__Task to complete__:
Without the images, write out the whole listing exactly.

[Recorded data]
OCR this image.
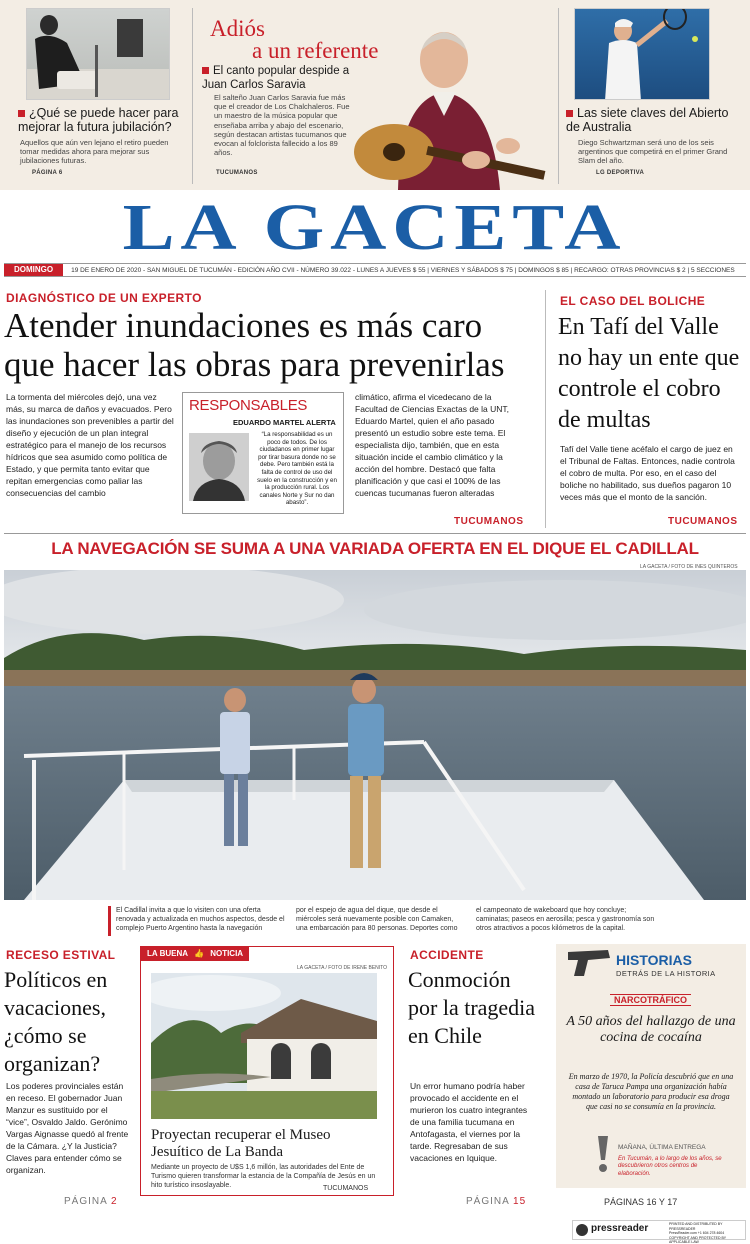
¿Qué se puede hacer para mejorar la futura jubilación?
Aquellos que aún ven lejano el retiro pueden tomar medidas ahora para mejorar sus jubilaciones futuras.
PÁGINA 6
Adiós
a un referente
El canto popular despide a Juan Carlos Saravia
El salteño Juan Carlos Saravia fue más que el creador de Los Chalchaleros. Fue un maestro de la música popular que enseñaba arriba y abajo del escenario, según destacan artistas tucumanos que evocan al folclorista fallecido a los 89 años.
TUCUMANOS
Las siete claves del Abierto de Australia
Diego Schwartzman será uno de los seis argentinos que competirá en el primer Grand Slam del año.
LG DEPORTIVA
LA GACETA
DOMINGO	19 DE ENERO DE 2020 - SAN MIGUEL DE TUCUMÁN - EDICIÓN AÑO CVII - NÚMERO 39.022 - LUNES A JUEVES $ 55 | VIERNES Y SÁBADOS $ 75 | DOMINGOS $ 85 | RECARGO: OTRAS PROVINCIAS $ 2 | 5 SECCIONES
DIAGNÓSTICO DE UN EXPERTO
Atender inundaciones es más caro que hacer las obras para prevenirlas
La tormenta del miércoles dejó, una vez más, su marca de daños y evacuados. Pero las inundaciones son prevenibles a partir del diseño y ejecución de un plan integral estratégico para el manejo de los recursos hídricos que sea asumido como política de Estado, y que permita tanto evitar que repitan emergencias como paliar las consecuencias del cambio
RESPONSABLES
EDUARDO MARTEL ALERTA
“La responsabilidad es un poco de todos. De los ciudadanos en primer lugar por tirar basura donde no se debe. Pero también está la falta de control de uso del suelo en la construcción y en la producción rural. Los canales Norte y Sur no dan abasto”.
climático, afirma el vicedecano de la Facultad de Ciencias Exactas de la UNT, Eduardo Martel, quien el año pasado presentó un estudio sobre este tema. El especialista dijo, también, que en esta situación incide el cambio climático y la acción del hombre. Destacó que falta planificación y que casi el 100% de las cuencas tucumanas fueron alteradas
TUCUMANOS
EL CASO DEL BOLICHE
En Tafí del Valle no hay un ente que controle el cobro de multas
Tafí del Valle tiene acéfalo el cargo de juez en el Tribunal de Faltas. Entonces, nadie controla el cobro de multa. Por eso, en el caso del boliche no habilitado, sus dueños pagaron 10 veces más que el monto de la sanción.
TUCUMANOS
LA NAVEGACIÓN SE SUMA A UNA VARIADA OFERTA EN EL DIQUE EL CADILLAL
LA GACETA / FOTO DE INES QUINTEROS
El Cadillal invita a que lo visiten con una oferta renovada y actualizada en muchos aspectos, desde el complejo Puerto Argentino hasta la navegación
por el espejo de agua del dique, que desde el miércoles será nuevamente posible con Camaken, una embarcación para 80 personas. Deportes como
el campeonato de wakeboard que hoy concluye; caminatas; paseos en aerosilla; pesca y gastronomía son otros atractivos a pocos kilómetros de la capital.
RECESO ESTIVAL
Políticos en vacaciones, ¿cómo se organizan?
Los poderes provinciales están en receso. El gobernador Juan Manzur es sustituido por el “vice”, Osvaldo Jaldo. Gerónimo Vargas Aignasse quedó al frente de la Cámara. ¿Y la Justicia? Claves para entender cómo se organizan.
PÁGINA 2
LA BUENA 👍 NOTICIA
LA GACETA / FOTO DE IRENE BENITO
Proyectan recuperar el Museo Jesuítico de La Banda
Mediante un proyecto de U$S 1,6 millón, las autoridades del Ente de Turismo quieren transformar la estancia de la Compañía de Jesús en un hito turístico insoslayable.	TUCUMANOS
ACCIDENTE
Conmoción por la tragedia en Chile
Un error humano podría haber provocado el accidente en el murieron los cuatro integrantes de una familia tucumana en Antofagasta, el viernes por la tarde. Regresaban de sus vacaciones en Iquique.
PÁGINA 15
HISTORIAS
DETRÁS DE LA HISTORIA
NARCOTRÁFICO
A 50 años del hallazgo de una cocina de cocaína
En marzo de 1970, la Policía descubrió que en una casa de Taruca Pampa una organización había montado un laboratorio para producir esa droga que casi no se consumía en la provincia.
MAÑANA, ÚLTIMA ENTREGA
En Tucumán, a lo largo de los años, se descubrieron otros centros de elaboración.
PÁGINAS 16 Y 17
pressreader	PRINTED AND DISTRIBUTED BY PRESSREADER
PressReader.com +1 604 278 4604
COPYRIGHT AND PROTECTED BY APPLICABLE LAW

__Completed exercise__:
OCR this image.
¿Qué se puede hacer para mejorar la futura jubilación?
Aquellos que aún ven lejano el retiro pueden tomar medidas ahora para mejorar sus jubilaciones futuras.
PÁGINA 6
Adiós
a un referente
El canto popular despide a Juan Carlos Saravia
El salteño Juan Carlos Saravia fue más que el creador de Los Chalchaleros. Fue un maestro de la música popular que enseñaba arriba y abajo del escenario, según destacan artistas tucumanos que evocan al folclorista fallecido a los 89 años.
TUCUMANOS
Las siete claves del Abierto de Australia
Diego Schwartzman será uno de los seis argentinos que competirá en el primer Grand Slam del año.
LG DEPORTIVA
LA GACETA
DOMINGO	19 DE ENERO DE 2020 - SAN MIGUEL DE TUCUMÁN - EDICIÓN AÑO CVII - NÚMERO 39.022 - LUNES A JUEVES $ 55 | VIERNES Y SÁBADOS $ 75 | DOMINGOS $ 85 | RECARGO: OTRAS PROVINCIAS $ 2 | 5 SECCIONES
DIAGNÓSTICO DE UN EXPERTO
Atender inundaciones es más caro que hacer las obras para prevenirlas
La tormenta del miércoles dejó, una vez más, su marca de daños y evacuados. Pero las inundaciones son prevenibles a partir del diseño y ejecución de un plan integral estratégico para el manejo de los recursos hídricos que sea asumido como política de Estado, y que permita tanto evitar que repitan emergencias como paliar las consecuencias del cambio
RESPONSABLES
EDUARDO MARTEL ALERTA
“La responsabilidad es un poco de todos. De los ciudadanos en primer lugar por tirar basura donde no se debe. Pero también está la falta de control de uso del suelo en la construcción y en la producción rural. Los canales Norte y Sur no dan abasto”.
climático, afirma el vicedecano de la Facultad de Ciencias Exactas de la UNT, Eduardo Martel, quien el año pasado presentó un estudio sobre este tema. El especialista dijo, también, que en esta situación incide el cambio climático y la acción del hombre. Destacó que falta planificación y que casi el 100% de las cuencas tucumanas fueron alteradas
TUCUMANOS
EL CASO DEL BOLICHE
En Tafí del Valle no hay un ente que controle el cobro de multas
Tafí del Valle tiene acéfalo el cargo de juez en el Tribunal de Faltas. Entonces, nadie controla el cobro de multa. Por eso, en el caso del boliche no habilitado, sus dueños pagaron 10 veces más que el monto de la sanción.
TUCUMANOS
LA NAVEGACIÓN SE SUMA A UNA VARIADA OFERTA EN EL DIQUE EL CADILLAL
LA GACETA / FOTO DE INES QUINTEROS
El Cadillal invita a que lo visiten con una oferta renovada y actualizada en muchos aspectos, desde el complejo Puerto Argentino hasta la navegación
por el espejo de agua del dique, que desde el miércoles será nuevamente posible con Camaken, una embarcación para 80 personas. Deportes como
el campeonato de wakeboard que hoy concluye; caminatas; paseos en aerosilla; pesca y gastronomía son otros atractivos a pocos kilómetros de la capital.
RECESO ESTIVAL
Políticos en vacaciones, ¿cómo se organizan?
Los poderes provinciales están en receso. El gobernador Juan Manzur es sustituido por el “vice”, Osvaldo Jaldo. Gerónimo Vargas Aignasse quedó al frente de la Cámara. ¿Y la Justicia? Claves para entender cómo se organizan.
PÁGINA 2
LA BUENA 👍 NOTICIA
LA GACETA / FOTO DE IRENE BENITO
Proyectan recuperar el Museo Jesuítico de La Banda
Mediante un proyecto de U$S 1,6 millón, las autoridades del Ente de Turismo quieren transformar la estancia de la Compañía de Jesús en un hito turístico insoslayable.	TUCUMANOS
ACCIDENTE
Conmoción por la tragedia en Chile
Un error humano podría haber provocado el accidente en el murieron los cuatro integrantes de una familia tucumana en Antofagasta, el viernes por la tarde. Regresaban de sus vacaciones en Iquique.
PÁGINA 15
HISTORIAS
DETRÁS DE LA HISTORIA
NARCOTRÁFICO
A 50 años del hallazgo de una cocina de cocaína
En marzo de 1970, la Policía descubrió que en una casa de Taruca Pampa una organización había montado un laboratorio para producir esa droga que casi no se consumía en la provincia.
MAÑANA, ÚLTIMA ENTREGA
En Tucumán, a lo largo de los años, se descubrieron otros centros de elaboración.
PÁGINAS 16 Y 17
pressreader	PRINTED AND DISTRIBUTED BY PRESSREADER
PressReader.com +1 604 278 4604
COPYRIGHT AND PROTECTED BY APPLICABLE LAW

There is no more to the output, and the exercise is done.